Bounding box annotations
━━━
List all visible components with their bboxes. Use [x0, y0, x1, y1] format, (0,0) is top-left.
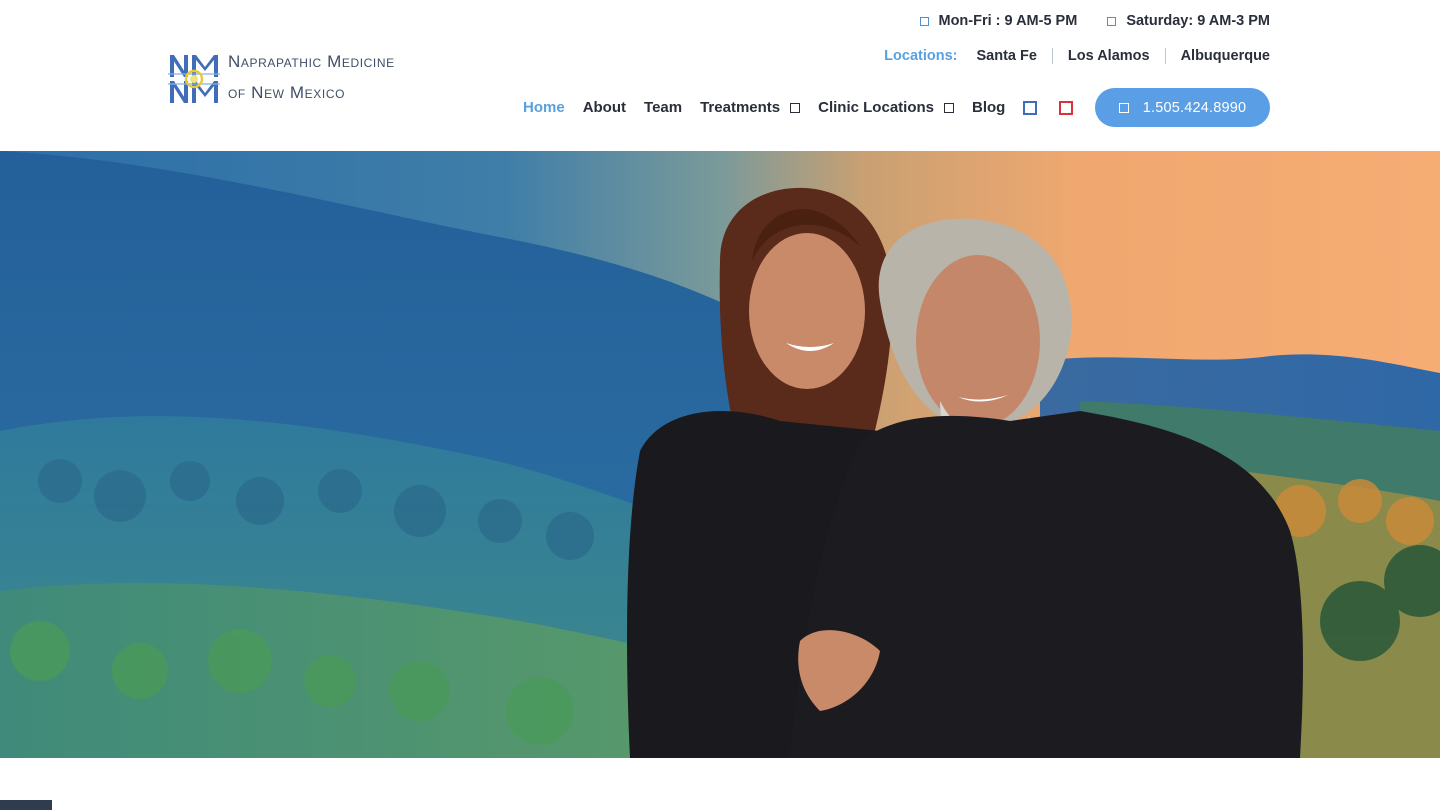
location-divider [1164, 48, 1166, 64]
locations-bar: Locations: Santa Fe Los Alamos Albuquerq… [884, 48, 1270, 64]
hours-weekday: Mon-Fri : 9 AM-5 PM [919, 13, 1078, 29]
nav-item-clinic-locations-label: Clinic Locations [818, 99, 934, 116]
phone-icon [1118, 102, 1129, 113]
dropdown-icon [944, 102, 954, 113]
logo-name-line2: of New Mexico [228, 83, 346, 102]
square-icon [919, 16, 929, 26]
logo-mark-icon [168, 53, 220, 105]
site-logo[interactable]: Naprapathic Medicine of New Mexico [168, 48, 395, 110]
location-link-albuquerque[interactable]: Albuquerque [1181, 48, 1270, 64]
youtube-icon[interactable] [1059, 100, 1074, 115]
nav-item-about[interactable]: About [583, 99, 626, 116]
hours-saturday: Saturday: 9 AM-3 PM [1107, 13, 1270, 29]
location-divider [1051, 48, 1053, 64]
facebook-icon[interactable] [1023, 100, 1038, 115]
nav-item-team[interactable]: Team [644, 99, 682, 116]
nav-item-treatments[interactable]: Treatments [700, 99, 801, 116]
hours-weekday-text: Mon-Fri : 9 AM-5 PM [938, 13, 1078, 29]
phone-number: 1.505.424.8990 [1142, 99, 1247, 116]
logo-name-line1: Naprapathic Medicine [228, 52, 395, 71]
opening-hours: Mon-Fri : 9 AM-5 PM Saturday: 9 AM-3 PM [919, 13, 1270, 29]
phone-call-button[interactable]: 1.505.424.8990 [1095, 88, 1270, 127]
nav-item-clinic-locations[interactable]: Clinic Locations [818, 99, 954, 116]
corner-tab[interactable] [0, 800, 52, 810]
dropdown-icon [790, 102, 801, 113]
nav-item-home[interactable]: Home [523, 99, 565, 116]
hours-saturday-text: Saturday: 9 AM-3 PM [1126, 13, 1270, 29]
nav-item-treatments-label: Treatments [700, 99, 781, 116]
hero-banner [0, 151, 1440, 758]
site-header: Naprapathic Medicine of New Mexico Mon-F… [0, 0, 1440, 151]
hero-couple-photo [0, 151, 1440, 758]
nav-item-blog[interactable]: Blog [972, 99, 1005, 116]
locations-label: Locations: [884, 48, 958, 64]
location-link-santa-fe[interactable]: Santa Fe [976, 48, 1036, 64]
logo-text: Naprapathic Medicine of New Mexico [228, 48, 395, 110]
square-icon [1107, 16, 1117, 26]
location-link-los-alamos[interactable]: Los Alamos [1068, 48, 1150, 64]
main-nav: Home About Team Treatments Clinic Locati… [523, 88, 1074, 127]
━━━
Please recast every line of the material above as a JSON list of strings, one string per line, with blank lines left out. Omit the pictures from your answer.

[
  "List all visible components with their bboxes. Use [x0, y0, x1, y1] format, (0,0) is top-left.",
  "location-divider [1164, 48, 1166, 64]",
  "locations-bar: Locations: Santa Fe Los Alamos Albuquerq… [884, 48, 1270, 64]",
  "hours-weekday: Mon-Fri : 9 AM-5 PM [919, 13, 1078, 29]",
  "nav-item-clinic-locations-label: Clinic Locations [818, 99, 934, 116]",
  "phone-icon [1118, 102, 1129, 113]",
  "dropdown-icon [944, 102, 954, 113]",
  "logo-name-line2: of New Mexico [228, 83, 346, 102]",
  "square-icon [919, 16, 929, 26]",
  "logo-mark-icon [168, 53, 220, 105]",
  "site-logo[interactable]: Naprapathic Medicine of New Mexico [168, 48, 395, 110]",
  "location-link-albuquerque[interactable]: Albuquerque [1181, 48, 1270, 64]",
  "youtube-icon[interactable] [1059, 100, 1074, 115]",
  "nav-item-about[interactable]: About [583, 99, 626, 116]",
  "hours-saturday: Saturday: 9 AM-3 PM [1107, 13, 1270, 29]",
  "location-divider [1051, 48, 1053, 64]",
  "facebook-icon[interactable] [1023, 100, 1038, 115]",
  "nav-item-team[interactable]: Team [644, 99, 682, 116]",
  "nav-item-treatments[interactable]: Treatments [700, 99, 801, 116]",
  "hours-weekday-text: Mon-Fri : 9 AM-5 PM [938, 13, 1078, 29]",
  "phone-number: 1.505.424.8990 [1142, 99, 1247, 116]",
  "logo-name-line1: Naprapathic Medicine [228, 52, 395, 71]",
  "opening-hours: Mon-Fri : 9 AM-5 PM Saturday: 9 AM-3 PM [919, 13, 1270, 29]",
  "phone-call-button[interactable]: 1.505.424.8990 [1095, 88, 1270, 127]",
  "nav-item-clinic-locations[interactable]: Clinic Locations [818, 99, 954, 116]",
  "corner-tab[interactable] [0, 800, 52, 810]",
  "dropdown-icon [790, 102, 801, 113]",
  "nav-item-home[interactable]: Home [523, 99, 565, 116]",
  "hours-saturday-text: Saturday: 9 AM-3 PM [1126, 13, 1270, 29]",
  "nav-item-treatments-label: Treatments [700, 99, 781, 116]",
  "hero-banner [0, 151, 1440, 758]",
  "site-header: Naprapathic Medicine of New Mexico Mon-F… [0, 0, 1440, 151]",
  "hero-couple-photo [0, 151, 1440, 758]",
  "nav-item-blog[interactable]: Blog [972, 99, 1005, 116]",
  "locations-label: Locations: [884, 48, 958, 64]",
  "location-link-santa-fe[interactable]: Santa Fe [976, 48, 1036, 64]",
  "logo-text: Naprapathic Medicine of New Mexico [228, 48, 395, 110]",
  "square-icon [1107, 16, 1117, 26]",
  "location-link-los-alamos[interactable]: Los Alamos [1068, 48, 1150, 64]",
  "main-nav: Home About Team Treatments Clinic Locati… [523, 88, 1074, 127]"
]